YOUR TASK
Below are some records. Say how many of their lines include the string "empty", giving only the number.

DATA LISTING
>>

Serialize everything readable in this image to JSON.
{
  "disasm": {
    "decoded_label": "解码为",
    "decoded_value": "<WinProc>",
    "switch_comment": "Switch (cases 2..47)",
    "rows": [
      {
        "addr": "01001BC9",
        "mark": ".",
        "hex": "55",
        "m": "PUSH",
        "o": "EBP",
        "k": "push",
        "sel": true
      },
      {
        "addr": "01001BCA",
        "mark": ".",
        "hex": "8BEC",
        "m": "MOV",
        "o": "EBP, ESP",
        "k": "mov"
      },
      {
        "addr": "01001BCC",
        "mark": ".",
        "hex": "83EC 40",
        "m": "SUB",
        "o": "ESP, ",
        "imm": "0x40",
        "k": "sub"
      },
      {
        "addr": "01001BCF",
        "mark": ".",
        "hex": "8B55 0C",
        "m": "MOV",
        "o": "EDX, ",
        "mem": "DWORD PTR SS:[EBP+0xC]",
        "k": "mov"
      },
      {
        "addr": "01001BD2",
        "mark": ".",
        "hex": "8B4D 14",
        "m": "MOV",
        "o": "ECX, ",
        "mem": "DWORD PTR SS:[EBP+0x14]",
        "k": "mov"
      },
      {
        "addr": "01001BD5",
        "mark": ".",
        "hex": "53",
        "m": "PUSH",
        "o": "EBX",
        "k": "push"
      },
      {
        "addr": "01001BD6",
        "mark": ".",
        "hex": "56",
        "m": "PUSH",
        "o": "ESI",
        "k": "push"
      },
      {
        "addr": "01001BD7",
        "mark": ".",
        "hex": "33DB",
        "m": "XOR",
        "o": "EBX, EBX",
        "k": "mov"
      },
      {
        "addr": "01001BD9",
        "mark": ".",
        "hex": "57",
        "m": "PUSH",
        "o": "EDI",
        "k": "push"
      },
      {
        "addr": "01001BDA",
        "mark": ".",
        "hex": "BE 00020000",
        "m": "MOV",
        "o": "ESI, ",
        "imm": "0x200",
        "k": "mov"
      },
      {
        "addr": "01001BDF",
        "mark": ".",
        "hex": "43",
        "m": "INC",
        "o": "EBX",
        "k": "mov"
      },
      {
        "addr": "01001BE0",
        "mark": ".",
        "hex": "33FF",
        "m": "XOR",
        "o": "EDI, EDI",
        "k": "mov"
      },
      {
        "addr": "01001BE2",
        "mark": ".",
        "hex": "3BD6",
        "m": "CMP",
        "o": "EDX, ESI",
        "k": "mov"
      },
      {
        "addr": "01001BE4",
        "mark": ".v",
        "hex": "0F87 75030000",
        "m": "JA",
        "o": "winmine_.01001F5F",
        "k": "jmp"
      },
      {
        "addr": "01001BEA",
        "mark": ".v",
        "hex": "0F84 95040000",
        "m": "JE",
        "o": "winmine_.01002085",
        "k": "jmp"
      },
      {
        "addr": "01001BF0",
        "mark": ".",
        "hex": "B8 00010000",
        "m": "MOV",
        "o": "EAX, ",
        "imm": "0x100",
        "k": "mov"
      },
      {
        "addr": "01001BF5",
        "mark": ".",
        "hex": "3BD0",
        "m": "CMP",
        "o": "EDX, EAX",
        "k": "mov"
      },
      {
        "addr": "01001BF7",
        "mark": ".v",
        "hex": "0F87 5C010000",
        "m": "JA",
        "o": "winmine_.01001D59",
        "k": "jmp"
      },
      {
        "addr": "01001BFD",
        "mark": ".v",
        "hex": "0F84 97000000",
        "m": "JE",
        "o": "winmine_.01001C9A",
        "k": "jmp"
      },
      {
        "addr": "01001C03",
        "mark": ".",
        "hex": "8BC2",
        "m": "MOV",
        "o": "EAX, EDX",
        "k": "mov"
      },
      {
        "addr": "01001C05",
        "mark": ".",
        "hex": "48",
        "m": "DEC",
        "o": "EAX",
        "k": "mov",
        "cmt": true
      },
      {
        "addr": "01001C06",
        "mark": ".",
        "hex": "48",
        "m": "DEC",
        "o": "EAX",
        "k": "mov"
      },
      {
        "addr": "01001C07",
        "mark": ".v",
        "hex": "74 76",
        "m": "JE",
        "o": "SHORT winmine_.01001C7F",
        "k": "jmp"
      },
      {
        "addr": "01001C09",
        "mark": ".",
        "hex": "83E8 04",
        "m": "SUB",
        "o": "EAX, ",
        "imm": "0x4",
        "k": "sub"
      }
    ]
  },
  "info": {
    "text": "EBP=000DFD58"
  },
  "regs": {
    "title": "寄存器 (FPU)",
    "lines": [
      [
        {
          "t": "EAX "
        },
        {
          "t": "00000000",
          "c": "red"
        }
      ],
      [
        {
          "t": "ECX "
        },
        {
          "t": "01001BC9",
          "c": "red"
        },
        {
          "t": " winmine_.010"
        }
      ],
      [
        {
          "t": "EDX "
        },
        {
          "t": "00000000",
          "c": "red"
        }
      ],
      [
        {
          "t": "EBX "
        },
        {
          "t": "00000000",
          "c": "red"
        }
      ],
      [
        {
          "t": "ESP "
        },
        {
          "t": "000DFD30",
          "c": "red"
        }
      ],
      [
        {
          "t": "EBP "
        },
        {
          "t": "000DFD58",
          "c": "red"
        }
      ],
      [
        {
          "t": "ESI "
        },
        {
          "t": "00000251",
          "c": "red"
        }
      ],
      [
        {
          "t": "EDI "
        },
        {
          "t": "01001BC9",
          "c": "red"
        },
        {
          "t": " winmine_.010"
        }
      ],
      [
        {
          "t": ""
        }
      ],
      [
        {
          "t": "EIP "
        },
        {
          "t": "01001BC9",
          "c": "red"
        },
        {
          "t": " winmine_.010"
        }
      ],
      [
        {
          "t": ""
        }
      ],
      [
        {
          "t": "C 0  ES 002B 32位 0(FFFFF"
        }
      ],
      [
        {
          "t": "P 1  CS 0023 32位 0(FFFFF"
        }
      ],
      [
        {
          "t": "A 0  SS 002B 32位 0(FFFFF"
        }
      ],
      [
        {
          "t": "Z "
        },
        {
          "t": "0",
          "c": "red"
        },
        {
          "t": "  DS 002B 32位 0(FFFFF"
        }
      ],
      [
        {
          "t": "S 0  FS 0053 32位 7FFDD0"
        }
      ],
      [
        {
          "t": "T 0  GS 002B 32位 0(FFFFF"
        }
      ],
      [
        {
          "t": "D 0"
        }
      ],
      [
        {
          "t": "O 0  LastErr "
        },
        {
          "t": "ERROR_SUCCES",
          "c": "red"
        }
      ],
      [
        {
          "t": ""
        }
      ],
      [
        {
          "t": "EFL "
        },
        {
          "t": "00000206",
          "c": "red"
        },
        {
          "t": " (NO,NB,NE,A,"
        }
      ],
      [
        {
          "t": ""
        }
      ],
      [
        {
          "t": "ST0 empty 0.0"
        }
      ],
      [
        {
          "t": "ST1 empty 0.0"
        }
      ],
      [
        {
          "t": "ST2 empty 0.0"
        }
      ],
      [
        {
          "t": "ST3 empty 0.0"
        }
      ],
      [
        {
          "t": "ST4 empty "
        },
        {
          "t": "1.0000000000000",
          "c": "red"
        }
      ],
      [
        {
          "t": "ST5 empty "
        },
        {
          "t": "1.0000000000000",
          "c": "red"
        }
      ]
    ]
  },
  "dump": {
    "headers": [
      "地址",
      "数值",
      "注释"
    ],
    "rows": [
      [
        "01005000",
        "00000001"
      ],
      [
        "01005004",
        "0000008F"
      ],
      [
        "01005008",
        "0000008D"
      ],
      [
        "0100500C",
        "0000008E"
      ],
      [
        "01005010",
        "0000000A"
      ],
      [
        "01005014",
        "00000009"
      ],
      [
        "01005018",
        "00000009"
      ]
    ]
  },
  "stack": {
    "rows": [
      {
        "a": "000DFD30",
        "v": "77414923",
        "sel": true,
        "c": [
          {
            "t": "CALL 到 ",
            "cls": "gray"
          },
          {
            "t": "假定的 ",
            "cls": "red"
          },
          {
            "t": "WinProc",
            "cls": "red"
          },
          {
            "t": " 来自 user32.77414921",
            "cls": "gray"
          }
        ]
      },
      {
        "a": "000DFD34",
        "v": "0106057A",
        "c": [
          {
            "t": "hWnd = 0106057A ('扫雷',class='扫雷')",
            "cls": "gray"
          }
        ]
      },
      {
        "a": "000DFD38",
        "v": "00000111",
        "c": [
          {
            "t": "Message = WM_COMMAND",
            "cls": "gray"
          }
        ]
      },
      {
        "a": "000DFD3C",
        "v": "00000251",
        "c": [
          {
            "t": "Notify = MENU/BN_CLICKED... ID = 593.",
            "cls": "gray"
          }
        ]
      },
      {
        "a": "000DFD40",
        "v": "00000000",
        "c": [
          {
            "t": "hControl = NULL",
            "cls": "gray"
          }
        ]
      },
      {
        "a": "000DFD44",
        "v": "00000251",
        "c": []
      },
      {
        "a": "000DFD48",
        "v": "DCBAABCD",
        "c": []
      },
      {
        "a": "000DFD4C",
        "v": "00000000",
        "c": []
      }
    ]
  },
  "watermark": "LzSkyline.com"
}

<<

SOLUTION BELOW
6